** BEGIN **

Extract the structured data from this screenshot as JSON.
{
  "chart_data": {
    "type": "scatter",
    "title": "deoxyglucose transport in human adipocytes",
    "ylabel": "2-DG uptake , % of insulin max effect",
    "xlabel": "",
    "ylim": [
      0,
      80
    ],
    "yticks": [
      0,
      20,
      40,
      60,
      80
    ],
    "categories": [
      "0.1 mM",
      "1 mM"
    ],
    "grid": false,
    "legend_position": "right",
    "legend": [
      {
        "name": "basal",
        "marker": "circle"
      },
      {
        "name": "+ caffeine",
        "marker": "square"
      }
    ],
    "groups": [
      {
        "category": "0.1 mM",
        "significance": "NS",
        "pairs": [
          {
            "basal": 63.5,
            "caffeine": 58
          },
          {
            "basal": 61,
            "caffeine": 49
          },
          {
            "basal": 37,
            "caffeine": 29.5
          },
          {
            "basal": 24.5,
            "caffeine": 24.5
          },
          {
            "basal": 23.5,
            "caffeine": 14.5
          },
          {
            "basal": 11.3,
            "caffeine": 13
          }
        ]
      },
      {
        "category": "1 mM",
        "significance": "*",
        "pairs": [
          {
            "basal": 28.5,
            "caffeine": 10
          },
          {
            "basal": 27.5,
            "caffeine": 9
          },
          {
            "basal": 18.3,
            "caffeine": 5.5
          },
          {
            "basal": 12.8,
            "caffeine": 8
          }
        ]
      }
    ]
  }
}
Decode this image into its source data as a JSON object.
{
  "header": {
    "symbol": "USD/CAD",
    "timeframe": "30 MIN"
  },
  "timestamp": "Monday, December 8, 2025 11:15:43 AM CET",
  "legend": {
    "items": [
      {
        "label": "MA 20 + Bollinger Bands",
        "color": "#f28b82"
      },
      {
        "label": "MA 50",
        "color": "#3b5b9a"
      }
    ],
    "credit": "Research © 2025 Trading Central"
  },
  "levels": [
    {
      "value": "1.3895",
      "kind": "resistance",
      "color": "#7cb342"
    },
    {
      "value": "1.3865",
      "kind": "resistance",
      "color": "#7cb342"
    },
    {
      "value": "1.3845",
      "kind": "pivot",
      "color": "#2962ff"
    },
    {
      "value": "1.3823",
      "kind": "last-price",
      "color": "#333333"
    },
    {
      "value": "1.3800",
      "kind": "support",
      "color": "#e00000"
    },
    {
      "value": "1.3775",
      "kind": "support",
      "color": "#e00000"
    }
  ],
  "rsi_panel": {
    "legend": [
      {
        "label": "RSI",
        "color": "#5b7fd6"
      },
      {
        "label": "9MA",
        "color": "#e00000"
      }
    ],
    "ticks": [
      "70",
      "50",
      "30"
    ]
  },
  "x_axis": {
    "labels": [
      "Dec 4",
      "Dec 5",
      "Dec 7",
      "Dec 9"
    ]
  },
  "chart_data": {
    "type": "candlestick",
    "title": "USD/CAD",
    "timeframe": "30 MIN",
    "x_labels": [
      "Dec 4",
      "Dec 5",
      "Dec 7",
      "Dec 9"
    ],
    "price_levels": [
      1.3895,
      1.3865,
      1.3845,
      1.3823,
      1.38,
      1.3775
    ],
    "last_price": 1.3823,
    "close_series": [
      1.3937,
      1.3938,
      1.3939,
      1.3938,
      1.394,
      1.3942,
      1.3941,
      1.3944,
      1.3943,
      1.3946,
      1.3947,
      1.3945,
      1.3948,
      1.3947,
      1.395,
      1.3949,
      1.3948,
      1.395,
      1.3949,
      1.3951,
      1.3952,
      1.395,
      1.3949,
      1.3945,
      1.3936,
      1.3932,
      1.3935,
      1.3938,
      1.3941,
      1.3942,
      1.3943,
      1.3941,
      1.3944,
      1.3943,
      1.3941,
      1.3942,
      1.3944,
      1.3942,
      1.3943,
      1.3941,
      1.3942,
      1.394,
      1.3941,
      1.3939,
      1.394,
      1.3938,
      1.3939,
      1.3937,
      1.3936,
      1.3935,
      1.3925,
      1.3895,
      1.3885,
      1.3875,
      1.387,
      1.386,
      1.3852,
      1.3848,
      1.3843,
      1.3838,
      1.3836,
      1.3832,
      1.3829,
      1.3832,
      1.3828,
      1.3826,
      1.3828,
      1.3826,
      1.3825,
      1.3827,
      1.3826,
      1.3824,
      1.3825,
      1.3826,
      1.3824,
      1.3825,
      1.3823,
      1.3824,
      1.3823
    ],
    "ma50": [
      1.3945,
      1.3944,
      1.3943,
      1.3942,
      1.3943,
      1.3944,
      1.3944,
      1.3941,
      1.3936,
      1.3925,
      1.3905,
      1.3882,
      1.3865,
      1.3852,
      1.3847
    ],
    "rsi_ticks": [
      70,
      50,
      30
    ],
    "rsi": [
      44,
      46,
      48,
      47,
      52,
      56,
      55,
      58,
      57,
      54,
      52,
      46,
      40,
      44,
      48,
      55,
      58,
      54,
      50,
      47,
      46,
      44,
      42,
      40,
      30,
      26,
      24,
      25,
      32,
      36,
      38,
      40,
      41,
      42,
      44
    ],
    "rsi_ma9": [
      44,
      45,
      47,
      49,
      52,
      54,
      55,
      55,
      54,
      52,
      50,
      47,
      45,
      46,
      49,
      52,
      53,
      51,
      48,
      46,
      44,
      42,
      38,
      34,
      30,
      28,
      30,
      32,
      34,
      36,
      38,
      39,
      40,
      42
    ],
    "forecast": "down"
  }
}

** END **

- _Objective_:
Copy each line of the listing that contains the string "color".

- _Task response_:
        "color": "#f28b82"
        "color": "#3b5b9a"
      "color": "#7cb342"
      "color": "#7cb342"
      "color": "#2962ff"
      "color": "#333333"
      "color": "#e00000"
      "color": "#e00000"
        "color": "#5b7fd6"
        "color": "#e00000"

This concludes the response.